**Data to use**
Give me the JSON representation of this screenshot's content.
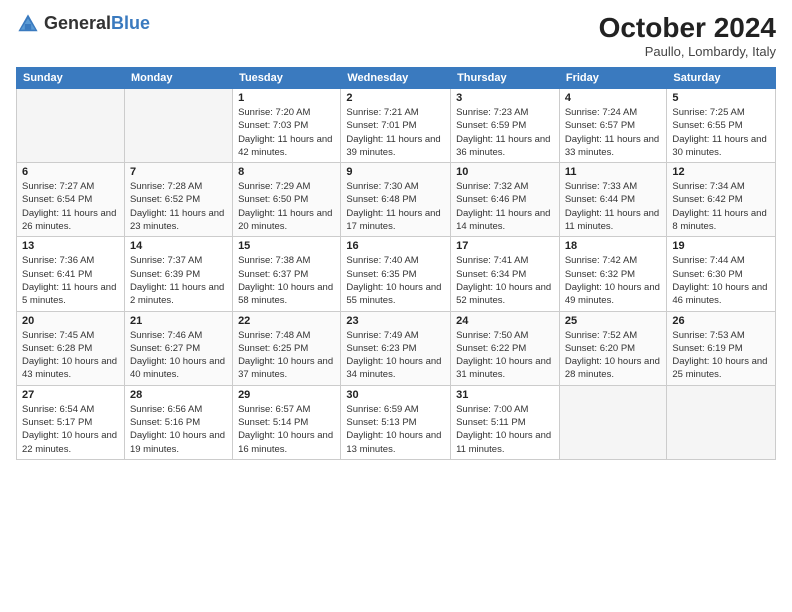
{
  "header": {
    "logo_general": "General",
    "logo_blue": "Blue",
    "month": "October 2024",
    "location": "Paullo, Lombardy, Italy"
  },
  "columns": [
    "Sunday",
    "Monday",
    "Tuesday",
    "Wednesday",
    "Thursday",
    "Friday",
    "Saturday"
  ],
  "weeks": [
    [
      {
        "day": "",
        "info": ""
      },
      {
        "day": "",
        "info": ""
      },
      {
        "day": "1",
        "info": "Sunrise: 7:20 AM\nSunset: 7:03 PM\nDaylight: 11 hours and 42 minutes."
      },
      {
        "day": "2",
        "info": "Sunrise: 7:21 AM\nSunset: 7:01 PM\nDaylight: 11 hours and 39 minutes."
      },
      {
        "day": "3",
        "info": "Sunrise: 7:23 AM\nSunset: 6:59 PM\nDaylight: 11 hours and 36 minutes."
      },
      {
        "day": "4",
        "info": "Sunrise: 7:24 AM\nSunset: 6:57 PM\nDaylight: 11 hours and 33 minutes."
      },
      {
        "day": "5",
        "info": "Sunrise: 7:25 AM\nSunset: 6:55 PM\nDaylight: 11 hours and 30 minutes."
      }
    ],
    [
      {
        "day": "6",
        "info": "Sunrise: 7:27 AM\nSunset: 6:54 PM\nDaylight: 11 hours and 26 minutes."
      },
      {
        "day": "7",
        "info": "Sunrise: 7:28 AM\nSunset: 6:52 PM\nDaylight: 11 hours and 23 minutes."
      },
      {
        "day": "8",
        "info": "Sunrise: 7:29 AM\nSunset: 6:50 PM\nDaylight: 11 hours and 20 minutes."
      },
      {
        "day": "9",
        "info": "Sunrise: 7:30 AM\nSunset: 6:48 PM\nDaylight: 11 hours and 17 minutes."
      },
      {
        "day": "10",
        "info": "Sunrise: 7:32 AM\nSunset: 6:46 PM\nDaylight: 11 hours and 14 minutes."
      },
      {
        "day": "11",
        "info": "Sunrise: 7:33 AM\nSunset: 6:44 PM\nDaylight: 11 hours and 11 minutes."
      },
      {
        "day": "12",
        "info": "Sunrise: 7:34 AM\nSunset: 6:42 PM\nDaylight: 11 hours and 8 minutes."
      }
    ],
    [
      {
        "day": "13",
        "info": "Sunrise: 7:36 AM\nSunset: 6:41 PM\nDaylight: 11 hours and 5 minutes."
      },
      {
        "day": "14",
        "info": "Sunrise: 7:37 AM\nSunset: 6:39 PM\nDaylight: 11 hours and 2 minutes."
      },
      {
        "day": "15",
        "info": "Sunrise: 7:38 AM\nSunset: 6:37 PM\nDaylight: 10 hours and 58 minutes."
      },
      {
        "day": "16",
        "info": "Sunrise: 7:40 AM\nSunset: 6:35 PM\nDaylight: 10 hours and 55 minutes."
      },
      {
        "day": "17",
        "info": "Sunrise: 7:41 AM\nSunset: 6:34 PM\nDaylight: 10 hours and 52 minutes."
      },
      {
        "day": "18",
        "info": "Sunrise: 7:42 AM\nSunset: 6:32 PM\nDaylight: 10 hours and 49 minutes."
      },
      {
        "day": "19",
        "info": "Sunrise: 7:44 AM\nSunset: 6:30 PM\nDaylight: 10 hours and 46 minutes."
      }
    ],
    [
      {
        "day": "20",
        "info": "Sunrise: 7:45 AM\nSunset: 6:28 PM\nDaylight: 10 hours and 43 minutes."
      },
      {
        "day": "21",
        "info": "Sunrise: 7:46 AM\nSunset: 6:27 PM\nDaylight: 10 hours and 40 minutes."
      },
      {
        "day": "22",
        "info": "Sunrise: 7:48 AM\nSunset: 6:25 PM\nDaylight: 10 hours and 37 minutes."
      },
      {
        "day": "23",
        "info": "Sunrise: 7:49 AM\nSunset: 6:23 PM\nDaylight: 10 hours and 34 minutes."
      },
      {
        "day": "24",
        "info": "Sunrise: 7:50 AM\nSunset: 6:22 PM\nDaylight: 10 hours and 31 minutes."
      },
      {
        "day": "25",
        "info": "Sunrise: 7:52 AM\nSunset: 6:20 PM\nDaylight: 10 hours and 28 minutes."
      },
      {
        "day": "26",
        "info": "Sunrise: 7:53 AM\nSunset: 6:19 PM\nDaylight: 10 hours and 25 minutes."
      }
    ],
    [
      {
        "day": "27",
        "info": "Sunrise: 6:54 AM\nSunset: 5:17 PM\nDaylight: 10 hours and 22 minutes."
      },
      {
        "day": "28",
        "info": "Sunrise: 6:56 AM\nSunset: 5:16 PM\nDaylight: 10 hours and 19 minutes."
      },
      {
        "day": "29",
        "info": "Sunrise: 6:57 AM\nSunset: 5:14 PM\nDaylight: 10 hours and 16 minutes."
      },
      {
        "day": "30",
        "info": "Sunrise: 6:59 AM\nSunset: 5:13 PM\nDaylight: 10 hours and 13 minutes."
      },
      {
        "day": "31",
        "info": "Sunrise: 7:00 AM\nSunset: 5:11 PM\nDaylight: 10 hours and 11 minutes."
      },
      {
        "day": "",
        "info": ""
      },
      {
        "day": "",
        "info": ""
      }
    ]
  ]
}
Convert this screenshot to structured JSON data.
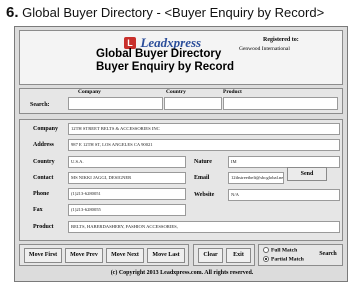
{
  "caption": {
    "number": "6.",
    "text": "Global Buyer Directory - <Buyer Enquiry by Record>"
  },
  "header": {
    "logo_mark": "L",
    "logo_text": "Leadxpress",
    "title_line1": "Global Buyer Directory",
    "title_line2": "Buyer Enquiry by Record",
    "registered_label": "Registered to:",
    "registered_value": "Genwood International"
  },
  "search": {
    "label": "Search:",
    "columns": [
      "Company",
      "Country",
      "Product"
    ],
    "values": [
      "",
      "",
      ""
    ]
  },
  "record": {
    "company_label": "Company",
    "company": "12TH STREET BELTS & ACCESSORIES INC",
    "address_label": "Address",
    "address": "987 E 12TH ST, LOS ANGELES CA 90021",
    "country_label": "Country",
    "country": "U.S.A.",
    "nature_label": "Nature",
    "nature": "IM",
    "contact_label": "Contact",
    "contact": "MS NIKKI JAGGI, DESIGNER",
    "email_label": "Email",
    "email": "12thstreetbelt@sbcglobal.net",
    "send_label": "Send",
    "phone_label": "Phone",
    "phone": "(1)213-6280051",
    "website_label": "Website",
    "website": "N/A",
    "fax_label": "Fax",
    "fax": "(1)213-6280055",
    "product_label": "Product",
    "product": "BELTS, HABERDASHERY, FASHION ACCESSORIES,"
  },
  "nav": {
    "first": "Move First",
    "prev": "Move Prev",
    "next": "Move Next",
    "last": "Move Last"
  },
  "actions": {
    "clear": "Clear",
    "exit": "Exit"
  },
  "match": {
    "full": "Full Match",
    "partial": "Partial Match",
    "search": "Search",
    "selected": "partial"
  },
  "footer": {
    "copyright": "(c) Copyright 2013 Leadxpress.com.  All rights reserved."
  }
}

**Do this**
Take the listing above and print it exactly, apart from the pictures.

**Complete response**
Give me the JSON representation of this screenshot's content.
{
  "header": {
    "logo_general": "General",
    "logo_blue": "Blue",
    "month": "October 2024",
    "location": "Paullo, Lombardy, Italy"
  },
  "columns": [
    "Sunday",
    "Monday",
    "Tuesday",
    "Wednesday",
    "Thursday",
    "Friday",
    "Saturday"
  ],
  "weeks": [
    [
      {
        "day": "",
        "info": ""
      },
      {
        "day": "",
        "info": ""
      },
      {
        "day": "1",
        "info": "Sunrise: 7:20 AM\nSunset: 7:03 PM\nDaylight: 11 hours and 42 minutes."
      },
      {
        "day": "2",
        "info": "Sunrise: 7:21 AM\nSunset: 7:01 PM\nDaylight: 11 hours and 39 minutes."
      },
      {
        "day": "3",
        "info": "Sunrise: 7:23 AM\nSunset: 6:59 PM\nDaylight: 11 hours and 36 minutes."
      },
      {
        "day": "4",
        "info": "Sunrise: 7:24 AM\nSunset: 6:57 PM\nDaylight: 11 hours and 33 minutes."
      },
      {
        "day": "5",
        "info": "Sunrise: 7:25 AM\nSunset: 6:55 PM\nDaylight: 11 hours and 30 minutes."
      }
    ],
    [
      {
        "day": "6",
        "info": "Sunrise: 7:27 AM\nSunset: 6:54 PM\nDaylight: 11 hours and 26 minutes."
      },
      {
        "day": "7",
        "info": "Sunrise: 7:28 AM\nSunset: 6:52 PM\nDaylight: 11 hours and 23 minutes."
      },
      {
        "day": "8",
        "info": "Sunrise: 7:29 AM\nSunset: 6:50 PM\nDaylight: 11 hours and 20 minutes."
      },
      {
        "day": "9",
        "info": "Sunrise: 7:30 AM\nSunset: 6:48 PM\nDaylight: 11 hours and 17 minutes."
      },
      {
        "day": "10",
        "info": "Sunrise: 7:32 AM\nSunset: 6:46 PM\nDaylight: 11 hours and 14 minutes."
      },
      {
        "day": "11",
        "info": "Sunrise: 7:33 AM\nSunset: 6:44 PM\nDaylight: 11 hours and 11 minutes."
      },
      {
        "day": "12",
        "info": "Sunrise: 7:34 AM\nSunset: 6:42 PM\nDaylight: 11 hours and 8 minutes."
      }
    ],
    [
      {
        "day": "13",
        "info": "Sunrise: 7:36 AM\nSunset: 6:41 PM\nDaylight: 11 hours and 5 minutes."
      },
      {
        "day": "14",
        "info": "Sunrise: 7:37 AM\nSunset: 6:39 PM\nDaylight: 11 hours and 2 minutes."
      },
      {
        "day": "15",
        "info": "Sunrise: 7:38 AM\nSunset: 6:37 PM\nDaylight: 10 hours and 58 minutes."
      },
      {
        "day": "16",
        "info": "Sunrise: 7:40 AM\nSunset: 6:35 PM\nDaylight: 10 hours and 55 minutes."
      },
      {
        "day": "17",
        "info": "Sunrise: 7:41 AM\nSunset: 6:34 PM\nDaylight: 10 hours and 52 minutes."
      },
      {
        "day": "18",
        "info": "Sunrise: 7:42 AM\nSunset: 6:32 PM\nDaylight: 10 hours and 49 minutes."
      },
      {
        "day": "19",
        "info": "Sunrise: 7:44 AM\nSunset: 6:30 PM\nDaylight: 10 hours and 46 minutes."
      }
    ],
    [
      {
        "day": "20",
        "info": "Sunrise: 7:45 AM\nSunset: 6:28 PM\nDaylight: 10 hours and 43 minutes."
      },
      {
        "day": "21",
        "info": "Sunrise: 7:46 AM\nSunset: 6:27 PM\nDaylight: 10 hours and 40 minutes."
      },
      {
        "day": "22",
        "info": "Sunrise: 7:48 AM\nSunset: 6:25 PM\nDaylight: 10 hours and 37 minutes."
      },
      {
        "day": "23",
        "info": "Sunrise: 7:49 AM\nSunset: 6:23 PM\nDaylight: 10 hours and 34 minutes."
      },
      {
        "day": "24",
        "info": "Sunrise: 7:50 AM\nSunset: 6:22 PM\nDaylight: 10 hours and 31 minutes."
      },
      {
        "day": "25",
        "info": "Sunrise: 7:52 AM\nSunset: 6:20 PM\nDaylight: 10 hours and 28 minutes."
      },
      {
        "day": "26",
        "info": "Sunrise: 7:53 AM\nSunset: 6:19 PM\nDaylight: 10 hours and 25 minutes."
      }
    ],
    [
      {
        "day": "27",
        "info": "Sunrise: 6:54 AM\nSunset: 5:17 PM\nDaylight: 10 hours and 22 minutes."
      },
      {
        "day": "28",
        "info": "Sunrise: 6:56 AM\nSunset: 5:16 PM\nDaylight: 10 hours and 19 minutes."
      },
      {
        "day": "29",
        "info": "Sunrise: 6:57 AM\nSunset: 5:14 PM\nDaylight: 10 hours and 16 minutes."
      },
      {
        "day": "30",
        "info": "Sunrise: 6:59 AM\nSunset: 5:13 PM\nDaylight: 10 hours and 13 minutes."
      },
      {
        "day": "31",
        "info": "Sunrise: 7:00 AM\nSunset: 5:11 PM\nDaylight: 10 hours and 11 minutes."
      },
      {
        "day": "",
        "info": ""
      },
      {
        "day": "",
        "info": ""
      }
    ]
  ]
}
Convert this screenshot to structured JSON data.
{
  "caption": {
    "number": "6.",
    "text": "Global Buyer Directory - <Buyer Enquiry by Record>"
  },
  "header": {
    "logo_mark": "L",
    "logo_text": "Leadxpress",
    "title_line1": "Global Buyer Directory",
    "title_line2": "Buyer Enquiry by Record",
    "registered_label": "Registered to:",
    "registered_value": "Genwood International"
  },
  "search": {
    "label": "Search:",
    "columns": [
      "Company",
      "Country",
      "Product"
    ],
    "values": [
      "",
      "",
      ""
    ]
  },
  "record": {
    "company_label": "Company",
    "company": "12TH STREET BELTS & ACCESSORIES INC",
    "address_label": "Address",
    "address": "987 E 12TH ST, LOS ANGELES CA 90021",
    "country_label": "Country",
    "country": "U.S.A.",
    "nature_label": "Nature",
    "nature": "IM",
    "contact_label": "Contact",
    "contact": "MS NIKKI JAGGI, DESIGNER",
    "email_label": "Email",
    "email": "12thstreetbelt@sbcglobal.net",
    "send_label": "Send",
    "phone_label": "Phone",
    "phone": "(1)213-6280051",
    "website_label": "Website",
    "website": "N/A",
    "fax_label": "Fax",
    "fax": "(1)213-6280055",
    "product_label": "Product",
    "product": "BELTS, HABERDASHERY, FASHION ACCESSORIES,"
  },
  "nav": {
    "first": "Move First",
    "prev": "Move Prev",
    "next": "Move Next",
    "last": "Move Last"
  },
  "actions": {
    "clear": "Clear",
    "exit": "Exit"
  },
  "match": {
    "full": "Full Match",
    "partial": "Partial Match",
    "search": "Search",
    "selected": "partial"
  },
  "footer": {
    "copyright": "(c) Copyright 2013 Leadxpress.com.  All rights reserved."
  }
}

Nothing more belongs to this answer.